■ **Your instructions**:
Give back the full listing verbatim, apart from its images.

Stored records:
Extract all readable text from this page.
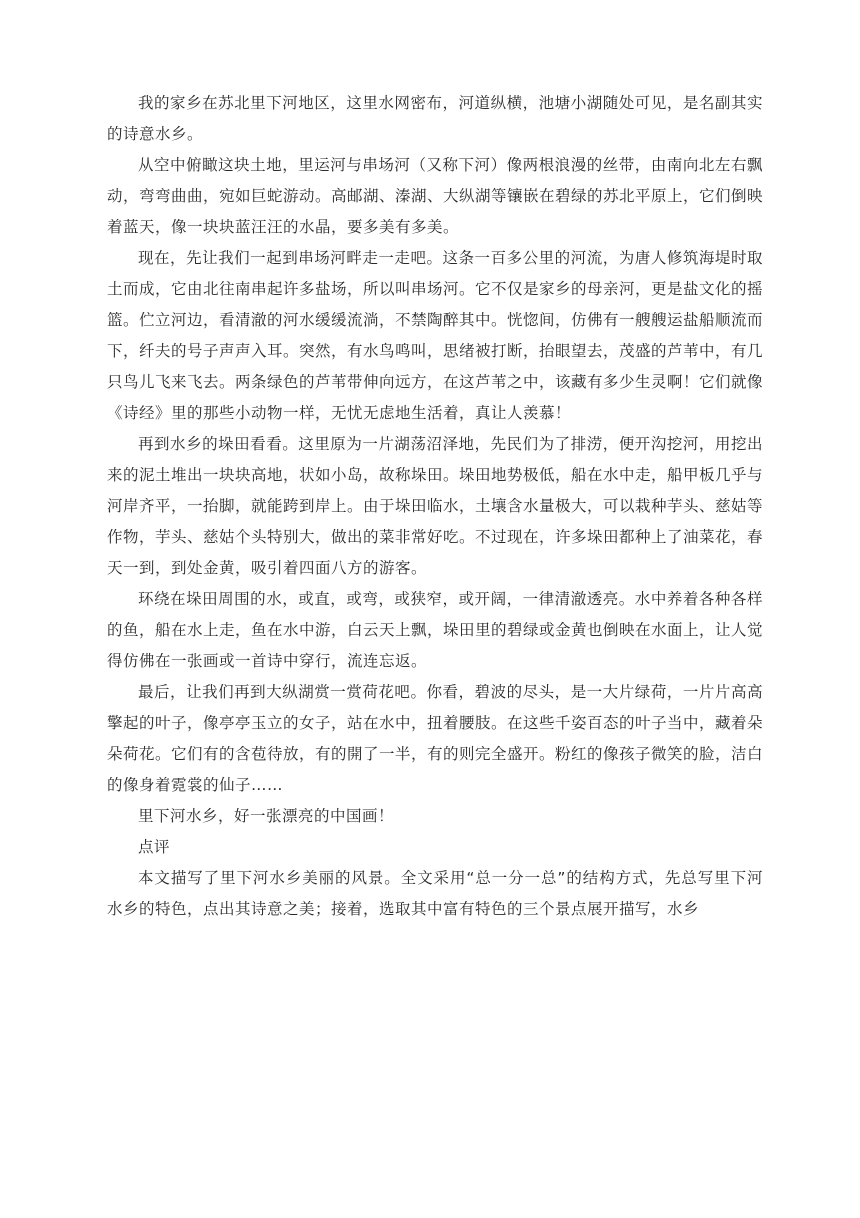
我的家乡在苏北里下河地区，这里水网密布，河道纵横，池塘小湖随处可见，是名副其实的诗意水乡。

从空中俯瞰这块土地，里运河与串场河（又称下河）像两根浪漫的丝带，由南向北左右飘动，弯弯曲曲，宛如巨蛇游动。高邮湖、溱湖、大纵湖等镶嵌在碧绿的苏北平原上，它们倒映着蓝天，像一块块蓝汪汪的水晶，要多美有多美。

现在，先让我们一起到串场河畔走一走吧。这条一百多公里的河流，为唐人修筑海堤时取土而成，它由北往南串起许多盐场，所以叫串场河。它不仅是家乡的母亲河，更是盐文化的摇篮。伫立河边，看清澈的河水缓缓流淌，不禁陶醉其中。恍惚间，仿佛有一艘艘运盐船顺流而下，纤夫的号子声声入耳。突然，有水鸟鸣叫，思绪被打断，抬眼望去，茂盛的芦苇中，有几只鸟儿飞来飞去。两条绿色的芦苇带伸向远方，在这芦苇之中，该藏有多少生灵啊！它们就像《诗经》里的那些小动物一样，无忧无虑地生活着，真让人羡慕！

再到水乡的垛田看看。这里原为一片湖荡沼泽地，先民们为了排涝，便开沟挖河，用挖出来的泥土堆出一块块高地，状如小岛，故称垛田。垛田地势极低，船在水中走，船甲板几乎与河岸齐平，一抬脚，就能跨到岸上。由于垛田临水，土壤含水量极大，可以栽种芋头、慈姑等作物，芋头、慈姑个头特别大，做出的菜非常好吃。不过现在，许多垛田都种上了油菜花，春天一到，到处金黄，吸引着四面八方的游客。

环绕在垛田周围的水，或直，或弯，或狭窄，或开阔，一律清澈透亮。水中养着各种各样的鱼，船在水上走，鱼在水中游，白云天上飘，垛田里的碧绿或金黄也倒映在水面上，让人觉得仿佛在一张画或一首诗中穿行，流连忘返。

最后，让我们再到大纵湖赏一赏荷花吧。你看，碧波的尽头，是一大片绿荷，一片片高高擎起的叶子，像亭亭玉立的女子，站在水中，扭着腰肢。在这些千姿百态的叶子当中，藏着朵朵荷花。它们有的含苞待放，有的開了一半，有的则完全盛开。粉红的像孩子微笑的脸，洁白的像身着霓裳的仙子……

里下河水乡，好一张漂亮的中国画！

点评

本文描写了里下河水乡美丽的风景。全文采用“总一分一总”的结构方式，先总写里下河水乡的特色，点出其诗意之美；接着，选取其中富有特色的三个景点展开描写，水乡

■ **Expected answer**:
Extract all readable text from this page.
我的家乡在苏北里下河地区，这里水网密布，河道纵横，池塘小湖随处可见，是名副其实的诗意水乡。

从空中俯瞰这块土地，里运河与串场河（又称下河）像两根浪漫的丝带，由南向北左右飘动，弯弯曲曲，宛如巨蛇游动。高邮湖、溱湖、大纵湖等镶嵌在碧绿的苏北平原上，它们倒映着蓝天，像一块块蓝汪汪的水晶，要多美有多美。

现在，先让我们一起到串场河畔走一走吧。这条一百多公里的河流，为唐人修筑海堤时取土而成，它由北往南串起许多盐场，所以叫串场河。它不仅是家乡的母亲河，更是盐文化的摇篮。伫立河边，看清澈的河水缓缓流淌，不禁陶醉其中。恍惚间，仿佛有一艘艘运盐船顺流而下，纤夫的号子声声入耳。突然，有水鸟鸣叫，思绪被打断，抬眼望去，茂盛的芦苇中，有几只鸟儿飞来飞去。两条绿色的芦苇带伸向远方，在这芦苇之中，该藏有多少生灵啊！它们就像《诗经》里的那些小动物一样，无忧无虑地生活着，真让人羡慕！

再到水乡的垛田看看。这里原为一片湖荡沼泽地，先民们为了排涝，便开沟挖河，用挖出来的泥土堆出一块块高地，状如小岛，故称垛田。垛田地势极低，船在水中走，船甲板几乎与河岸齐平，一抬脚，就能跨到岸上。由于垛田临水，土壤含水量极大，可以栽种芋头、慈姑等作物，芋头、慈姑个头特别大，做出的菜非常好吃。不过现在，许多垛田都种上了油菜花，春天一到，到处金黄，吸引着四面八方的游客。

环绕在垛田周围的水，或直，或弯，或狭窄，或开阔，一律清澈透亮。水中养着各种各样的鱼，船在水上走，鱼在水中游，白云天上飘，垛田里的碧绿或金黄也倒映在水面上，让人觉得仿佛在一张画或一首诗中穿行，流连忘返。

最后，让我们再到大纵湖赏一赏荷花吧。你看，碧波的尽头，是一大片绿荷，一片片高高擎起的叶子，像亭亭玉立的女子，站在水中，扭着腰肢。在这些千姿百态的叶子当中，藏着朵朵荷花。它们有的含苞待放，有的開了一半，有的则完全盛开。粉红的像孩子微笑的脸，洁白的像身着霓裳的仙子……

里下河水乡，好一张漂亮的中国画！

点评

本文描写了里下河水乡美丽的风景。全文采用“总一分一总”的结构方式，先总写里下河水乡的特色，点出其诗意之美；接着，选取其中富有特色的三个景点展开描写，水乡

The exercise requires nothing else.